**Short problem:** Output the following records line for line without any changes, omitting the pictures from your answer.

[Element and coordinate records]

[Start]

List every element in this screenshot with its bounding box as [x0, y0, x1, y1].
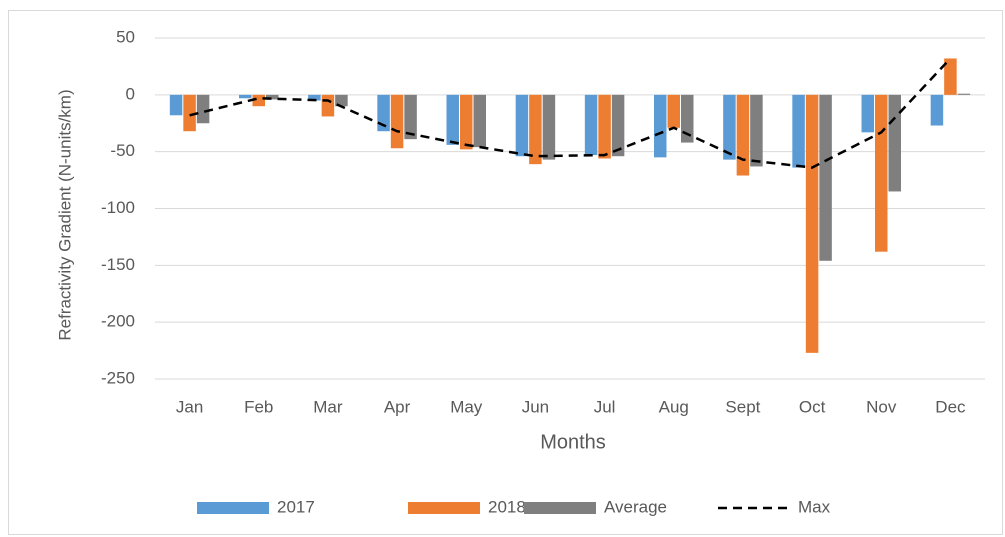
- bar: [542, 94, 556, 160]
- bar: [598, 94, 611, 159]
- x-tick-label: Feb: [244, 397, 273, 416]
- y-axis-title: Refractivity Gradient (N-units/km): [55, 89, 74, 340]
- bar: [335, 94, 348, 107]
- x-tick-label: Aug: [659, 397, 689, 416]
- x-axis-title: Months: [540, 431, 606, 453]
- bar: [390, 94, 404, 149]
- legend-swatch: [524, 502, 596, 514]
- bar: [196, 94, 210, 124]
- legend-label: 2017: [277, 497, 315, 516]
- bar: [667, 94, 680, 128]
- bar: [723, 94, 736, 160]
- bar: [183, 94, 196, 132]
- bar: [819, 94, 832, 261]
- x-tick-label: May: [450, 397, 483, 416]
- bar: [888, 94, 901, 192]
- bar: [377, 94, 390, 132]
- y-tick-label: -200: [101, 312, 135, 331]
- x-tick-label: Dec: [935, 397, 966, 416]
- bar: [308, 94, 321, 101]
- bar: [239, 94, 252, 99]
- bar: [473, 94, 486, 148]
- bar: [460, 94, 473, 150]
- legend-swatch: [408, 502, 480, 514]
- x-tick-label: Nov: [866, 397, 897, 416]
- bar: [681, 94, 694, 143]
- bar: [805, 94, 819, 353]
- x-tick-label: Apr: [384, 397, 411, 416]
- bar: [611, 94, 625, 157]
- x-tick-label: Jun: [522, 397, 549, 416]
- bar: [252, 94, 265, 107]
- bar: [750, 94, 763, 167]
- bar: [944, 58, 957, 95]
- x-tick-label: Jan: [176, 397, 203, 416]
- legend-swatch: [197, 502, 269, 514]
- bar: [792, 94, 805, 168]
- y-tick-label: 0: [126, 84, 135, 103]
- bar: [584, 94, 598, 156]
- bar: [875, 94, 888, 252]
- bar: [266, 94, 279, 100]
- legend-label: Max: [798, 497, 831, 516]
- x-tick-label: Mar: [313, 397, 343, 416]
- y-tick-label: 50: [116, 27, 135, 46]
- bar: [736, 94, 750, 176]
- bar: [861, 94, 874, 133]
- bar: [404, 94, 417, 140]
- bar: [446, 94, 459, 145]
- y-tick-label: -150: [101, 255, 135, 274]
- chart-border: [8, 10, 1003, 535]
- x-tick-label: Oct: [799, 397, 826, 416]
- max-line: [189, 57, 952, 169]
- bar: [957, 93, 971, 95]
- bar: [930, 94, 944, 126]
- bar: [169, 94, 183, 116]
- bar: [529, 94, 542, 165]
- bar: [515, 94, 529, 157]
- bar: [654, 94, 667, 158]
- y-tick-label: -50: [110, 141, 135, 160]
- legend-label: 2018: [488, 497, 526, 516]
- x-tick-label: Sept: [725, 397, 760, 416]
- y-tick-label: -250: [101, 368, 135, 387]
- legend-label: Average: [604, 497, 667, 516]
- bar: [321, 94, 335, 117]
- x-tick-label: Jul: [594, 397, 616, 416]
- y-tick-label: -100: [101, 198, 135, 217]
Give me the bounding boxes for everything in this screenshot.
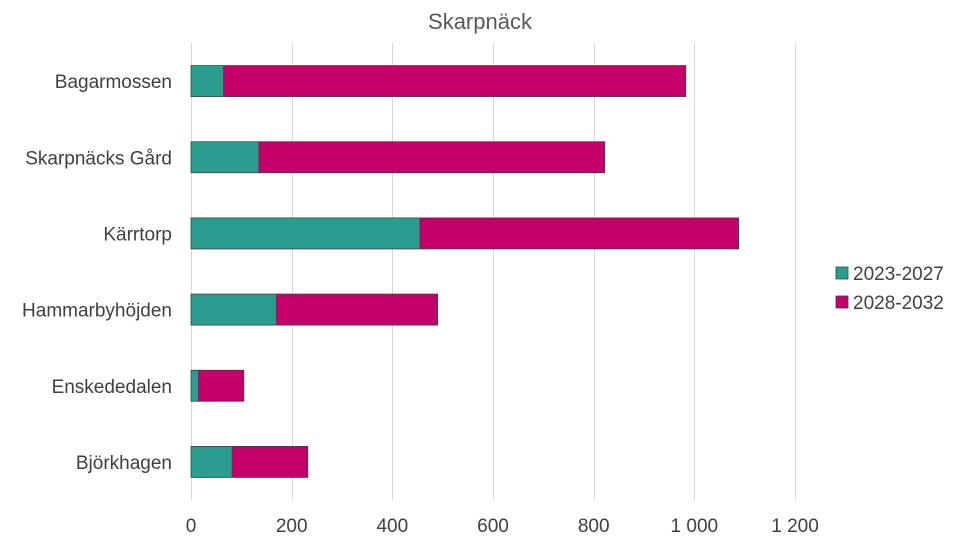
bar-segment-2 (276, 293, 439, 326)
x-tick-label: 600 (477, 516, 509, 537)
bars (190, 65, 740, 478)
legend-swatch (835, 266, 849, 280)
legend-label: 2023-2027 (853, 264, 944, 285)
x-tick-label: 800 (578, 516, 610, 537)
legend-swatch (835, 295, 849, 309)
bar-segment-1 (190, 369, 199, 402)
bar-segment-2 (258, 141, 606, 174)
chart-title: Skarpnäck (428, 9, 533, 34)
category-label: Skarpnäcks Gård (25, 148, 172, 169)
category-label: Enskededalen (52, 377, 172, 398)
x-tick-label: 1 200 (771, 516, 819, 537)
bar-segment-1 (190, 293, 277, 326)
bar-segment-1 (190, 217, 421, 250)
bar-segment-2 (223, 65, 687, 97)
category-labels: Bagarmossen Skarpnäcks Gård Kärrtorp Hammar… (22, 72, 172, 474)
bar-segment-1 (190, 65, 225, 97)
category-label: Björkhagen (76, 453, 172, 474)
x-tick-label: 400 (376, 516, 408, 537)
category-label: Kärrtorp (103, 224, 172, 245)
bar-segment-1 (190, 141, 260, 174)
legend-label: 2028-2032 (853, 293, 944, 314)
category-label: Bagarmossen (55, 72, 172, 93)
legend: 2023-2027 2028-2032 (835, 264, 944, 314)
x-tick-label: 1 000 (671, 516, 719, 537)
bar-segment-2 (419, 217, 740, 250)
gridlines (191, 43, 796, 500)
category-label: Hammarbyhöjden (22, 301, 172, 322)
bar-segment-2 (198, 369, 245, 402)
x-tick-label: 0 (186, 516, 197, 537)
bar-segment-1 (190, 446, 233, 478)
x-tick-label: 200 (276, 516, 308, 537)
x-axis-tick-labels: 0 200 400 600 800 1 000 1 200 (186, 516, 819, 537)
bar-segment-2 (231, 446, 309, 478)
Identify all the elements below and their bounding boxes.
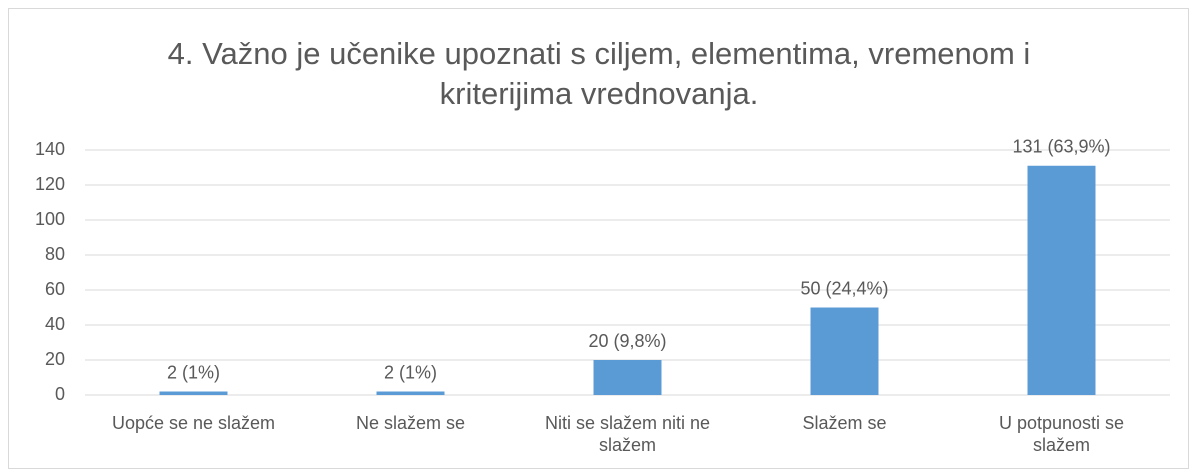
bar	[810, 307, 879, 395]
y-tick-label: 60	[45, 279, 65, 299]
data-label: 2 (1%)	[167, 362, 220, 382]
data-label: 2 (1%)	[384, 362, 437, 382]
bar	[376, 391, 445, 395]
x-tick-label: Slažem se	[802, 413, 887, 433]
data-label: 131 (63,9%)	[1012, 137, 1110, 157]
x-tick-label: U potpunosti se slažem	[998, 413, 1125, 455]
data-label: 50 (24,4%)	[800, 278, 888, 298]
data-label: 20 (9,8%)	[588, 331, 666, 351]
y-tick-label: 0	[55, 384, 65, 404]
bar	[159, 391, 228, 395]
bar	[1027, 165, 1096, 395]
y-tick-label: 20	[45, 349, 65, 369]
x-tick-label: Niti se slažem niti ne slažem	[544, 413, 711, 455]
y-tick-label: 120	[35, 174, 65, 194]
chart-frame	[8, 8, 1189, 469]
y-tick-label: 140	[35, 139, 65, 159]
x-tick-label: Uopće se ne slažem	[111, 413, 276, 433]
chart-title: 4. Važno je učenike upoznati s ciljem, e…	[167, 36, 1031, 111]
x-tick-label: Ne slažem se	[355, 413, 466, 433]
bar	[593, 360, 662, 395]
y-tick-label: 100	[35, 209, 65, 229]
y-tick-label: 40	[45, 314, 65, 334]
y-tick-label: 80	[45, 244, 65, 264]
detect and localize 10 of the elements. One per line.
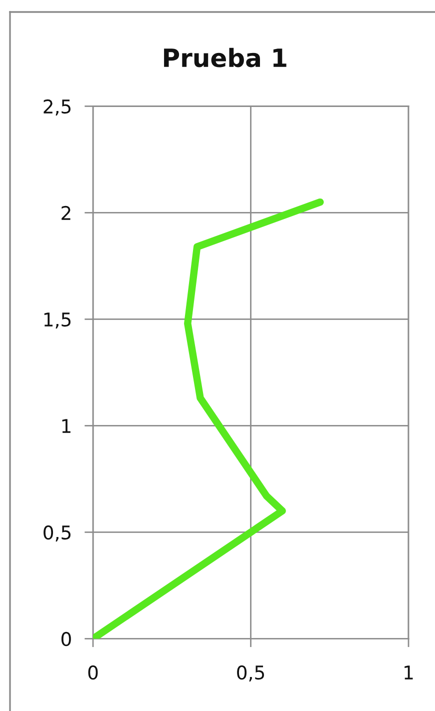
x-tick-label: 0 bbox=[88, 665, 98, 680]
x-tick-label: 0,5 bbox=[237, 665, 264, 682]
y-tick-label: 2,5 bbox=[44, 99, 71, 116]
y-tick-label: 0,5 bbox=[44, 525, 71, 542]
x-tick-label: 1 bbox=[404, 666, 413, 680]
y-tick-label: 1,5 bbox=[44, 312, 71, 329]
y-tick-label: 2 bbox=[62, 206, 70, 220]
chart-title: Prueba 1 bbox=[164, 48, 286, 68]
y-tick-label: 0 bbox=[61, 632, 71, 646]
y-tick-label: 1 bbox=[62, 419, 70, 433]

[End]

**Exercise answer:**
List every element in this screenshot with its bounding box as [x0, y0, x1, y1].
- bar: [542, 94, 556, 160]
- bar: [598, 94, 611, 159]
- x-tick-label: Feb: [244, 397, 273, 416]
- y-axis-title: Refractivity Gradient (N-units/km): [55, 89, 74, 340]
- bar: [335, 94, 348, 107]
- x-tick-label: Aug: [659, 397, 689, 416]
- x-axis-title: Months: [540, 431, 606, 453]
- bar: [390, 94, 404, 149]
- legend-swatch: [524, 502, 596, 514]
- bar: [196, 94, 210, 124]
- legend-label: 2017: [277, 497, 315, 516]
- bar: [667, 94, 680, 128]
- bar: [723, 94, 736, 160]
- bar: [183, 94, 196, 132]
- bar: [819, 94, 832, 261]
- x-tick-label: May: [450, 397, 483, 416]
- bar: [888, 94, 901, 192]
- bar: [377, 94, 390, 132]
- y-tick-label: -200: [101, 312, 135, 331]
- x-tick-label: Dec: [935, 397, 966, 416]
- bar: [308, 94, 321, 101]
- bar: [239, 94, 252, 99]
- bar: [473, 94, 486, 148]
- bar: [460, 94, 473, 150]
- legend-swatch: [408, 502, 480, 514]
- x-tick-label: Nov: [866, 397, 897, 416]
- bar: [681, 94, 694, 143]
- bar: [805, 94, 819, 353]
- x-tick-label: Apr: [384, 397, 411, 416]
- bar: [611, 94, 625, 157]
- x-tick-label: Jun: [522, 397, 549, 416]
- bar: [252, 94, 265, 107]
- bar: [750, 94, 763, 167]
- bar: [944, 58, 957, 95]
- x-tick-label: Jan: [176, 397, 203, 416]
- legend-swatch: [197, 502, 269, 514]
- bar: [792, 94, 805, 168]
- y-tick-label: 0: [126, 84, 135, 103]
- bar: [584, 94, 598, 156]
- bar: [875, 94, 888, 252]
- bar: [266, 94, 279, 100]
- legend-label: Max: [798, 497, 831, 516]
- x-tick-label: Mar: [313, 397, 343, 416]
- y-tick-label: 50: [116, 27, 135, 46]
- bar: [736, 94, 750, 176]
- bar: [861, 94, 874, 133]
- bar: [404, 94, 417, 140]
- bar: [446, 94, 459, 145]
- y-tick-label: -150: [101, 255, 135, 274]
- chart-border: [8, 10, 1003, 535]
- x-tick-label: Oct: [799, 397, 826, 416]
- max-line: [189, 57, 952, 169]
- bar: [957, 93, 971, 95]
- bar: [930, 94, 944, 126]
- bar: [169, 94, 183, 116]
- bar: [529, 94, 542, 165]
- bar: [515, 94, 529, 157]
- bar: [654, 94, 667, 158]
- y-tick-label: -50: [110, 141, 135, 160]
- legend-label: 2018: [488, 497, 526, 516]
- x-tick-label: Sept: [725, 397, 760, 416]
- y-tick-label: -250: [101, 368, 135, 387]
- legend-label: Average: [604, 497, 667, 516]
- bar: [321, 94, 335, 117]
- x-tick-label: Jul: [594, 397, 616, 416]
- y-tick-label: -100: [101, 198, 135, 217]
Give me the bounding boxes for everything in this screenshot.
bar-segment-2 (276, 293, 439, 326)
x-tick-label: 600 (477, 516, 509, 537)
bars (190, 65, 740, 478)
legend-swatch (835, 266, 849, 280)
legend-label: 2023-2027 (853, 264, 944, 285)
x-tick-label: 800 (578, 516, 610, 537)
legend-swatch (835, 295, 849, 309)
bar-segment-1 (190, 369, 199, 402)
bar-segment-2 (258, 141, 606, 174)
chart-title: Skarpnäck (428, 9, 533, 34)
category-label: Skarpnäcks Gård (25, 148, 172, 169)
category-label: Enskededalen (52, 377, 172, 398)
x-tick-label: 1 200 (771, 516, 819, 537)
bar-segment-1 (190, 293, 277, 326)
bar-segment-1 (190, 217, 421, 250)
bar-segment-2 (223, 65, 687, 97)
category-labels: Bagarmossen Skarpnäcks Gård Kärrtorp Hammar… (22, 72, 172, 474)
bar-segment-1 (190, 65, 225, 97)
category-label: Björkhagen (76, 453, 172, 474)
x-tick-label: 400 (376, 516, 408, 537)
category-label: Kärrtorp (103, 224, 172, 245)
bar-segment-1 (190, 141, 260, 174)
legend-label: 2028-2032 (853, 293, 944, 314)
category-label: Bagarmossen (55, 72, 172, 93)
legend: 2023-2027 2028-2032 (835, 264, 944, 314)
x-tick-label: 1 000 (671, 516, 719, 537)
bar-segment-2 (419, 217, 740, 250)
gridlines (191, 43, 796, 500)
category-label: Hammarbyhöjden (22, 301, 172, 322)
bar-segment-2 (198, 369, 245, 402)
x-tick-label: 0 (186, 516, 197, 537)
bar-segment-1 (190, 446, 233, 478)
x-tick-label: 200 (276, 516, 308, 537)
x-axis-tick-labels: 0 200 400 600 800 1 000 1 200 (186, 516, 819, 537)
bar-segment-2 (231, 446, 309, 478)
Identify all the elements below and their bounding boxes.
bar	[810, 307, 879, 395]
y-tick-label: 60	[45, 279, 65, 299]
data-label: 2 (1%)	[167, 362, 220, 382]
data-label: 2 (1%)	[384, 362, 437, 382]
bar	[376, 391, 445, 395]
x-tick-label: Slažem se	[802, 413, 887, 433]
data-label: 131 (63,9%)	[1012, 137, 1110, 157]
x-tick-label: U potpunosti se slažem	[998, 413, 1125, 455]
data-label: 50 (24,4%)	[800, 278, 888, 298]
data-label: 20 (9,8%)	[588, 331, 666, 351]
y-tick-label: 0	[55, 384, 65, 404]
bar	[159, 391, 228, 395]
bar	[1027, 165, 1096, 395]
y-tick-label: 20	[45, 349, 65, 369]
x-tick-label: Niti se slažem niti ne slažem	[544, 413, 711, 455]
y-tick-label: 120	[35, 174, 65, 194]
chart-frame	[8, 8, 1189, 469]
y-tick-label: 140	[35, 139, 65, 159]
x-tick-label: Uopće se ne slažem	[111, 413, 276, 433]
chart-title: 4. Važno je učenike upoznati s ciljem, e…	[167, 36, 1031, 111]
x-tick-label: Ne slažem se	[355, 413, 466, 433]
bar	[593, 360, 662, 395]
y-tick-label: 100	[35, 209, 65, 229]
y-tick-label: 40	[45, 314, 65, 334]
y-tick-label: 80	[45, 244, 65, 264]
detect and localize 10 of the elements. One per line.
x-tick-label: 0 bbox=[88, 665, 98, 680]
x-tick-label: 0,5 bbox=[237, 665, 264, 682]
y-tick-label: 2,5 bbox=[44, 99, 71, 116]
y-tick-label: 0,5 bbox=[44, 525, 71, 542]
x-tick-label: 1 bbox=[404, 666, 413, 680]
y-tick-label: 1,5 bbox=[44, 312, 71, 329]
y-tick-label: 2 bbox=[62, 206, 70, 220]
chart-title: Prueba 1 bbox=[164, 48, 286, 68]
y-tick-label: 0 bbox=[61, 632, 71, 646]
y-tick-label: 1 bbox=[62, 419, 70, 433]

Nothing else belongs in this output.